■ EXERCISE DETAILS
Leaving out the pictures, please retype each record exactly.

■ STORED DATA
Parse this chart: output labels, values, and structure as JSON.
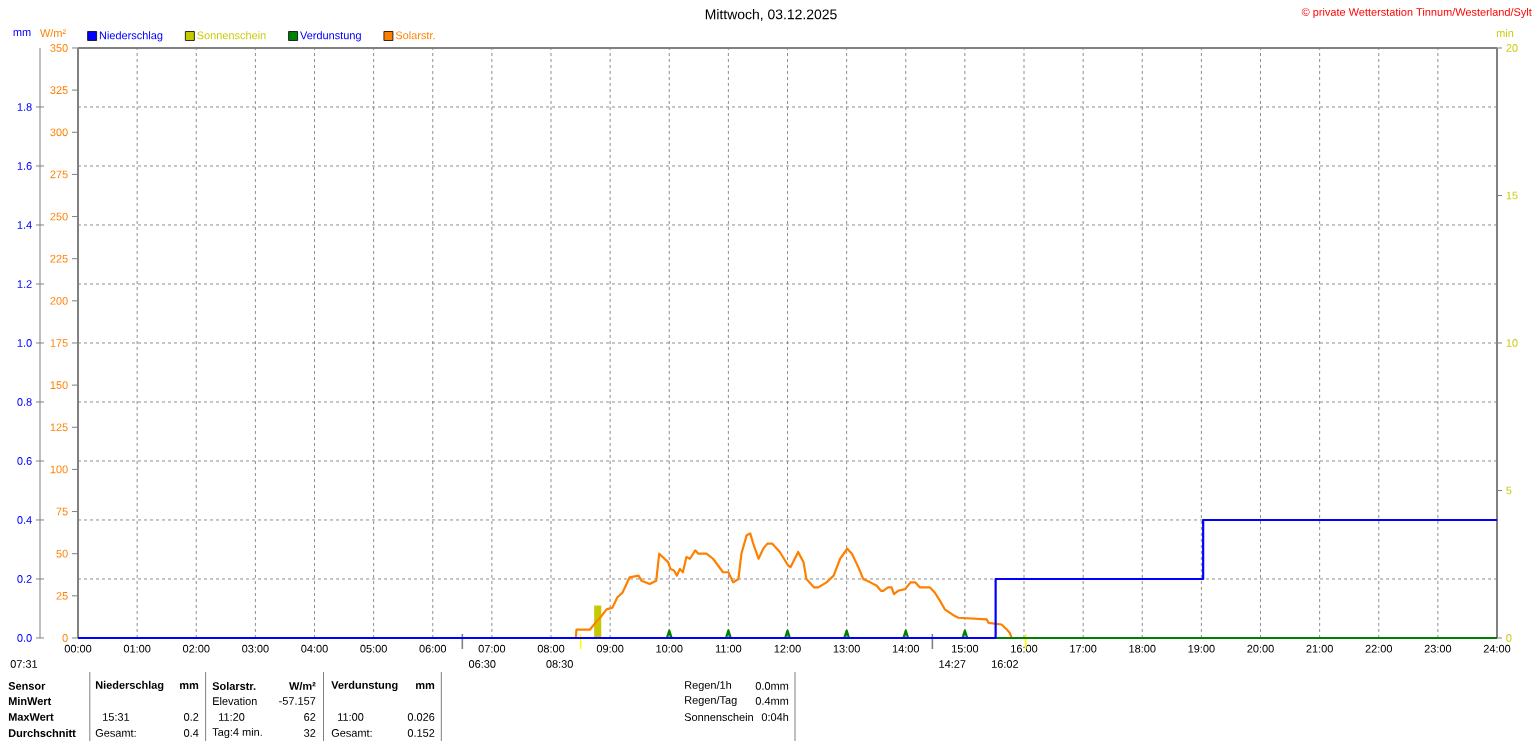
{
  "chart_data": {
    "type": "line",
    "title": "Mittwoch, 03.12.2025",
    "ylabel": "mm",
    "y2label": "W/m²",
    "y3label": "min",
    "xlim": [
      0,
      24
    ],
    "xticks": [
      {
        "value": 0,
        "label": "00:00"
      },
      {
        "value": 1,
        "label": "01:00"
      },
      {
        "value": 2,
        "label": "02:00"
      },
      {
        "value": 3,
        "label": "03:00"
      },
      {
        "value": 4,
        "label": "04:00"
      },
      {
        "value": 5,
        "label": "05:00"
      },
      {
        "value": 6,
        "label": "06:00"
      },
      {
        "value": 7,
        "label": "07:00"
      },
      {
        "value": 8,
        "label": "08:00"
      },
      {
        "value": 9,
        "label": "09:00"
      },
      {
        "value": 10,
        "label": "10:00"
      },
      {
        "value": 11,
        "label": "11:00"
      },
      {
        "value": 12,
        "label": "12:00"
      },
      {
        "value": 13,
        "label": "13:00"
      },
      {
        "value": 14,
        "label": "14:00"
      },
      {
        "value": 15,
        "label": "15:00"
      },
      {
        "value": 16,
        "label": "16:00"
      },
      {
        "value": 17,
        "label": "17:00"
      },
      {
        "value": 18,
        "label": "18:00"
      },
      {
        "value": 19,
        "label": "19:00"
      },
      {
        "value": 20,
        "label": "20:00"
      },
      {
        "value": 21,
        "label": "21:00"
      },
      {
        "value": 22,
        "label": "22:00"
      },
      {
        "value": 23,
        "label": "23:00"
      },
      {
        "value": 24,
        "label": "24:00"
      }
    ],
    "ylim": [
      0,
      2
    ],
    "yticks": [
      {
        "value": 0,
        "label": "0.0"
      },
      0.2,
      0.4,
      0.6,
      0.8,
      {
        "value": 1,
        "label": "1.0"
      },
      1.2,
      1.4,
      1.6,
      1.8
    ],
    "y2lim": [
      0,
      350
    ],
    "y2ticks": [
      0,
      25,
      50,
      75,
      100,
      125,
      150,
      175,
      200,
      225,
      250,
      275,
      300,
      325,
      350
    ],
    "y3lim": [
      0,
      20
    ],
    "y3ticks": [
      0,
      5,
      10,
      15,
      20
    ],
    "grid": true,
    "legend": "top left",
    "series": [
      {
        "name": "Niederschlag",
        "type": "step",
        "color": "#0000ff",
        "x": [
          0,
          15.52,
          19.03,
          24
        ],
        "values": [
          0,
          0.2,
          0.4,
          0.4
        ]
      },
      {
        "name": "Sonnenschein",
        "type": "bar",
        "axis": "y3",
        "color": "#c8c800",
        "x": [
          8.79
        ],
        "values": [
          1.1
        ]
      },
      {
        "name": "Verdunstung",
        "color": "#008000",
        "x": [
          9.96,
          10,
          10.04,
          10.96,
          11,
          11.04,
          11.96,
          12,
          12.04,
          12.96,
          13,
          13.04,
          13.96,
          14,
          14.04,
          14.96,
          15,
          15.04,
          24
        ],
        "values": [
          0,
          0.025,
          0,
          0,
          0.026,
          0,
          0,
          0.025,
          0,
          0,
          0.025,
          0,
          0,
          0.025,
          0,
          0,
          0.025,
          0,
          0
        ]
      },
      {
        "name": "Solarstr.",
        "axis": "y2",
        "color": "#ff8000",
        "x": [
          8.42,
          8.43,
          8.66,
          8.75,
          8.83,
          8.94,
          9.04,
          9.12,
          9.21,
          9.33,
          9.48,
          9.53,
          9.67,
          9.78,
          9.83,
          9.98,
          10.02,
          10.08,
          10.13,
          10.18,
          10.23,
          10.29,
          10.35,
          10.44,
          10.49,
          10.63,
          10.74,
          10.91,
          11.0,
          11.08,
          11.17,
          11.22,
          11.31,
          11.37,
          11.42,
          11.51,
          11.59,
          11.66,
          11.74,
          11.87,
          12.01,
          12.05,
          12.18,
          12.27,
          12.32,
          12.45,
          12.52,
          12.66,
          12.78,
          12.89,
          13.01,
          13.09,
          13.21,
          13.28,
          13.4,
          13.51,
          13.58,
          13.62,
          13.7,
          13.76,
          13.8,
          13.87,
          13.99,
          14.08,
          14.16,
          14.24,
          14.41,
          14.49,
          14.58,
          14.66,
          14.83,
          14.89,
          15.37,
          15.4,
          15.62,
          15.71,
          15.76,
          15.79
        ],
        "values": [
          0,
          5,
          5,
          9,
          12,
          17,
          18,
          24,
          27,
          36,
          37,
          34,
          32,
          34,
          50,
          45,
          41,
          40,
          37,
          41,
          39,
          48,
          47,
          52,
          50,
          50,
          47,
          39,
          39,
          33,
          35,
          50,
          61,
          62,
          56,
          47,
          53,
          56,
          56,
          51,
          43,
          42,
          51,
          45,
          35,
          30,
          30,
          33,
          37,
          47,
          53,
          50,
          41,
          35,
          33,
          31,
          28,
          28,
          30,
          30,
          26,
          28,
          29,
          33,
          33,
          30,
          30,
          27,
          22,
          17,
          13,
          12,
          11,
          9,
          8,
          5,
          3,
          0
        ]
      }
    ],
    "ref_lines": [
      {
        "axis": "x",
        "value": 6.5,
        "label": "06:30",
        "color": "#808080"
      },
      {
        "axis": "x",
        "value": 8.5,
        "label": "08:30",
        "color": "#ffff00"
      },
      {
        "axis": "x",
        "value": 14.45,
        "label": "14:27",
        "color": "#808080"
      },
      {
        "axis": "x",
        "value": 16.03,
        "label": "16:02",
        "color": "#ffff00"
      }
    ],
    "annotations": [
      "© private Wetterstation Tinnum/Westerland/Sylt",
      "07:31",
      "Sensor",
      "MinWert",
      "MaxWert",
      "Durchschnitt",
      "Niederschlag",
      "mm",
      "15:31",
      "0.2",
      "Gesamt:",
      "0.4",
      "Solarstr.",
      "W/m²",
      "Elevation",
      "-57.157",
      "11:20",
      "62",
      "Tag:4 min.",
      "32",
      "Verdunstung",
      "mm",
      "11:00",
      "0.026",
      "Gesamt:",
      "0.152",
      "Regen/1h",
      "0.0mm",
      "Regen/Tag",
      "0.4mm",
      "Sonnenschein",
      "0:04h"
    ]
  }
}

■ RESULT FOR THIS TASK
Parse this chart: output labels, values, and structure as JSON.
{
  "chart_data": {
    "type": "line",
    "title": "Mittwoch, 03.12.2025",
    "ylabel": "mm",
    "y2label": "W/m²",
    "y3label": "min",
    "xlim": [
      0,
      24
    ],
    "xticks": [
      {
        "value": 0,
        "label": "00:00"
      },
      {
        "value": 1,
        "label": "01:00"
      },
      {
        "value": 2,
        "label": "02:00"
      },
      {
        "value": 3,
        "label": "03:00"
      },
      {
        "value": 4,
        "label": "04:00"
      },
      {
        "value": 5,
        "label": "05:00"
      },
      {
        "value": 6,
        "label": "06:00"
      },
      {
        "value": 7,
        "label": "07:00"
      },
      {
        "value": 8,
        "label": "08:00"
      },
      {
        "value": 9,
        "label": "09:00"
      },
      {
        "value": 10,
        "label": "10:00"
      },
      {
        "value": 11,
        "label": "11:00"
      },
      {
        "value": 12,
        "label": "12:00"
      },
      {
        "value": 13,
        "label": "13:00"
      },
      {
        "value": 14,
        "label": "14:00"
      },
      {
        "value": 15,
        "label": "15:00"
      },
      {
        "value": 16,
        "label": "16:00"
      },
      {
        "value": 17,
        "label": "17:00"
      },
      {
        "value": 18,
        "label": "18:00"
      },
      {
        "value": 19,
        "label": "19:00"
      },
      {
        "value": 20,
        "label": "20:00"
      },
      {
        "value": 21,
        "label": "21:00"
      },
      {
        "value": 22,
        "label": "22:00"
      },
      {
        "value": 23,
        "label": "23:00"
      },
      {
        "value": 24,
        "label": "24:00"
      }
    ],
    "ylim": [
      0,
      2
    ],
    "yticks": [
      {
        "value": 0,
        "label": "0.0"
      },
      0.2,
      0.4,
      0.6,
      0.8,
      {
        "value": 1,
        "label": "1.0"
      },
      1.2,
      1.4,
      1.6,
      1.8
    ],
    "y2lim": [
      0,
      350
    ],
    "y2ticks": [
      0,
      25,
      50,
      75,
      100,
      125,
      150,
      175,
      200,
      225,
      250,
      275,
      300,
      325,
      350
    ],
    "y3lim": [
      0,
      20
    ],
    "y3ticks": [
      0,
      5,
      10,
      15,
      20
    ],
    "grid": true,
    "legend": "top left",
    "series": [
      {
        "name": "Niederschlag",
        "type": "step",
        "color": "#0000ff",
        "x": [
          0,
          15.52,
          19.03,
          24
        ],
        "values": [
          0,
          0.2,
          0.4,
          0.4
        ]
      },
      {
        "name": "Sonnenschein",
        "type": "bar",
        "axis": "y3",
        "color": "#c8c800",
        "x": [
          8.79
        ],
        "values": [
          1.1
        ]
      },
      {
        "name": "Verdunstung",
        "color": "#008000",
        "x": [
          9.96,
          10,
          10.04,
          10.96,
          11,
          11.04,
          11.96,
          12,
          12.04,
          12.96,
          13,
          13.04,
          13.96,
          14,
          14.04,
          14.96,
          15,
          15.04,
          24
        ],
        "values": [
          0,
          0.025,
          0,
          0,
          0.026,
          0,
          0,
          0.025,
          0,
          0,
          0.025,
          0,
          0,
          0.025,
          0,
          0,
          0.025,
          0,
          0
        ]
      },
      {
        "name": "Solarstr.",
        "axis": "y2",
        "color": "#ff8000",
        "x": [
          8.42,
          8.43,
          8.66,
          8.75,
          8.83,
          8.94,
          9.04,
          9.12,
          9.21,
          9.33,
          9.48,
          9.53,
          9.67,
          9.78,
          9.83,
          9.98,
          10.02,
          10.08,
          10.13,
          10.18,
          10.23,
          10.29,
          10.35,
          10.44,
          10.49,
          10.63,
          10.74,
          10.91,
          11.0,
          11.08,
          11.17,
          11.22,
          11.31,
          11.37,
          11.42,
          11.51,
          11.59,
          11.66,
          11.74,
          11.87,
          12.01,
          12.05,
          12.18,
          12.27,
          12.32,
          12.45,
          12.52,
          12.66,
          12.78,
          12.89,
          13.01,
          13.09,
          13.21,
          13.28,
          13.4,
          13.51,
          13.58,
          13.62,
          13.7,
          13.76,
          13.8,
          13.87,
          13.99,
          14.08,
          14.16,
          14.24,
          14.41,
          14.49,
          14.58,
          14.66,
          14.83,
          14.89,
          15.37,
          15.4,
          15.62,
          15.71,
          15.76,
          15.79
        ],
        "values": [
          0,
          5,
          5,
          9,
          12,
          17,
          18,
          24,
          27,
          36,
          37,
          34,
          32,
          34,
          50,
          45,
          41,
          40,
          37,
          41,
          39,
          48,
          47,
          52,
          50,
          50,
          47,
          39,
          39,
          33,
          35,
          50,
          61,
          62,
          56,
          47,
          53,
          56,
          56,
          51,
          43,
          42,
          51,
          45,
          35,
          30,
          30,
          33,
          37,
          47,
          53,
          50,
          41,
          35,
          33,
          31,
          28,
          28,
          30,
          30,
          26,
          28,
          29,
          33,
          33,
          30,
          30,
          27,
          22,
          17,
          13,
          12,
          11,
          9,
          8,
          5,
          3,
          0
        ]
      }
    ],
    "ref_lines": [
      {
        "axis": "x",
        "value": 6.5,
        "label": "06:30",
        "color": "#808080"
      },
      {
        "axis": "x",
        "value": 8.5,
        "label": "08:30",
        "color": "#ffff00"
      },
      {
        "axis": "x",
        "value": 14.45,
        "label": "14:27",
        "color": "#808080"
      },
      {
        "axis": "x",
        "value": 16.03,
        "label": "16:02",
        "color": "#ffff00"
      }
    ],
    "annotations": [
      "© private Wetterstation Tinnum/Westerland/Sylt",
      "07:31",
      "Sensor",
      "MinWert",
      "MaxWert",
      "Durchschnitt",
      "Niederschlag",
      "mm",
      "15:31",
      "0.2",
      "Gesamt:",
      "0.4",
      "Solarstr.",
      "W/m²",
      "Elevation",
      "-57.157",
      "11:20",
      "62",
      "Tag:4 min.",
      "32",
      "Verdunstung",
      "mm",
      "11:00",
      "0.026",
      "Gesamt:",
      "0.152",
      "Regen/1h",
      "0.0mm",
      "Regen/Tag",
      "0.4mm",
      "Sonnenschein",
      "0:04h"
    ]
  }
}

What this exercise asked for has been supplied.